─── INFORMATION SHOWN ───

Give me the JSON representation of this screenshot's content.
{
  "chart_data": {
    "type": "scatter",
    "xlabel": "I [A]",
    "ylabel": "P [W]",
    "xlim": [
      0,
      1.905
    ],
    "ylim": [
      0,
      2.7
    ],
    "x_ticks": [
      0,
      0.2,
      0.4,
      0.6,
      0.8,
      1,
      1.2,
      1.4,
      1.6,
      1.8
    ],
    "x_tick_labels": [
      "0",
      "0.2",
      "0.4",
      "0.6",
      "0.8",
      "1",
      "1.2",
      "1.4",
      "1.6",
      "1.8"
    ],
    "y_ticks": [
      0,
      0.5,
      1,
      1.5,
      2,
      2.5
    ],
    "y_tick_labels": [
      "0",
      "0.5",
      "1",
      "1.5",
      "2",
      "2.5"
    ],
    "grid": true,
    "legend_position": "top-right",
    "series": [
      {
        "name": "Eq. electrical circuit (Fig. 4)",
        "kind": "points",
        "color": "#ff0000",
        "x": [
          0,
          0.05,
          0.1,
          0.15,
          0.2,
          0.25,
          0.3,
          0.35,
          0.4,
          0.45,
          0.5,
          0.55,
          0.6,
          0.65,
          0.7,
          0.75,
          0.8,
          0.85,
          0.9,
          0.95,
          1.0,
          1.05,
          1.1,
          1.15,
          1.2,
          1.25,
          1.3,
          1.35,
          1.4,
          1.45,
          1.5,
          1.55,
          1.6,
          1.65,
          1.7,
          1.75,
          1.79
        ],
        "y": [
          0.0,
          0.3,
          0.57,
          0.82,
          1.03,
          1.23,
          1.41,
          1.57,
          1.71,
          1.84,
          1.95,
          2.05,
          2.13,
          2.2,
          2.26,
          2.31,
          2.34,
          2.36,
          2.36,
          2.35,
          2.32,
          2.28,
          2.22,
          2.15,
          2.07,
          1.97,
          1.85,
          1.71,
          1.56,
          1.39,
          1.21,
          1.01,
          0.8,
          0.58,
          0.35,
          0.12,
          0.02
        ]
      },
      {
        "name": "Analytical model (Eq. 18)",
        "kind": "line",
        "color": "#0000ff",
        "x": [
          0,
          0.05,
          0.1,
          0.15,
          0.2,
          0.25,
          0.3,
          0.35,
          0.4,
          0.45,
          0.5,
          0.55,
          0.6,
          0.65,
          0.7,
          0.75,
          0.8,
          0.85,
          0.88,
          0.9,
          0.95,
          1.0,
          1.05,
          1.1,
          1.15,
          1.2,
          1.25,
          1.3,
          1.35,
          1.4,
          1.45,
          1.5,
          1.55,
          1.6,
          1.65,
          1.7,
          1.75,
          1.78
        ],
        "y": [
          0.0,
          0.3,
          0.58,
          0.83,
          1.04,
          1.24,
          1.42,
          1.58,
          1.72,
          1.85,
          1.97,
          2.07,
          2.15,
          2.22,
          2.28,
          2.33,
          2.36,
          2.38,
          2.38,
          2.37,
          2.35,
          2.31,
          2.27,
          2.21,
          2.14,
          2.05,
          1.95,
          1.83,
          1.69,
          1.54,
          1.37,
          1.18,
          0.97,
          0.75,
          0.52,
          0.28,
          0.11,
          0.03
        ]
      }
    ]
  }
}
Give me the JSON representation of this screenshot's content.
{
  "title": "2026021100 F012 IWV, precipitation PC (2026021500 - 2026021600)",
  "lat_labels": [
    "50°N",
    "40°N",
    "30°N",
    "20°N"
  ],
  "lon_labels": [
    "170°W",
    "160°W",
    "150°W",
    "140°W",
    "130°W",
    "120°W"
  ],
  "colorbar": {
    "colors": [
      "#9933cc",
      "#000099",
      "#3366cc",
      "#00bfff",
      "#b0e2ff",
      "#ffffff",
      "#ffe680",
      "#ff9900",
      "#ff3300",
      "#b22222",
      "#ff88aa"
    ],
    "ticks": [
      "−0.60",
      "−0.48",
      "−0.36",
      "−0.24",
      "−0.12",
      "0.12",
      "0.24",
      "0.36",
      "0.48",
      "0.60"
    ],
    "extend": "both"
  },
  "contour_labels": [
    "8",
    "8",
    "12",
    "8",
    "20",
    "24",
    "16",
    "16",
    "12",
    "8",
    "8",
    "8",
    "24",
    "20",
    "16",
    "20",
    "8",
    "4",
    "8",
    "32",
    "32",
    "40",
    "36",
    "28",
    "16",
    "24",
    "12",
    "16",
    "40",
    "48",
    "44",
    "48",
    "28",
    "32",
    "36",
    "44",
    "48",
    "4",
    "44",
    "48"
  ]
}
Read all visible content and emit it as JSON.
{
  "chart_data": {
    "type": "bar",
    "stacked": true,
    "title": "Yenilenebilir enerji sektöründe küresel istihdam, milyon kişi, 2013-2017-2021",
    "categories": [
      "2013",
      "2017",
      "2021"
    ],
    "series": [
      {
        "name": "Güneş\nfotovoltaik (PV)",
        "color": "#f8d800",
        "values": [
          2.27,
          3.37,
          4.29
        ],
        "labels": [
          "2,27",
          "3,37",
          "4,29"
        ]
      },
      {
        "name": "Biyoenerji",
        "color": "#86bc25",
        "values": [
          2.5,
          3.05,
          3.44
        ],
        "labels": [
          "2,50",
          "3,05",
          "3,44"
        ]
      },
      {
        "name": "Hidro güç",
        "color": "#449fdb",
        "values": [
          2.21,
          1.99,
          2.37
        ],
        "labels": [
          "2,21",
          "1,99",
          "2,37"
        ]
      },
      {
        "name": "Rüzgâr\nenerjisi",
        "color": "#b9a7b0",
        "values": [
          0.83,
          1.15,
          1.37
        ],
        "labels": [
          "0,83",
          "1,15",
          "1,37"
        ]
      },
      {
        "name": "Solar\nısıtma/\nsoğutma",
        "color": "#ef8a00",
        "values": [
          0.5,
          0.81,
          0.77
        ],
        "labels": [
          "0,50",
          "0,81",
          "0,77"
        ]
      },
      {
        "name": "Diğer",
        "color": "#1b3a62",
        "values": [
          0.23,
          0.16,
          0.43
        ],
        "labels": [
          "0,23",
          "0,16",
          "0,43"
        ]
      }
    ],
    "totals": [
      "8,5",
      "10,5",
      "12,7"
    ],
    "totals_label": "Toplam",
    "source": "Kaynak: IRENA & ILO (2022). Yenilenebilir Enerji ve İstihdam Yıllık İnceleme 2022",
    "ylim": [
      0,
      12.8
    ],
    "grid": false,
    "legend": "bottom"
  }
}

───

WORK REQUIRED
Gather each line of the listing that holds the string "name".

TASK RESPONSE
        "name": "Eq. electrical circuit (Fig. 4)",
        "name": "Analytical model (Eq. 18)",
        "name": "Güneş\nfotovoltaik (PV)",
        "name": "Biyoenerji",
        "name": "Hidro güç",
        "name": "Rüzgâr\nenerjisi",
        "name": "Solar\nısıtma/\nsoğutma",
        "name": "Diğer",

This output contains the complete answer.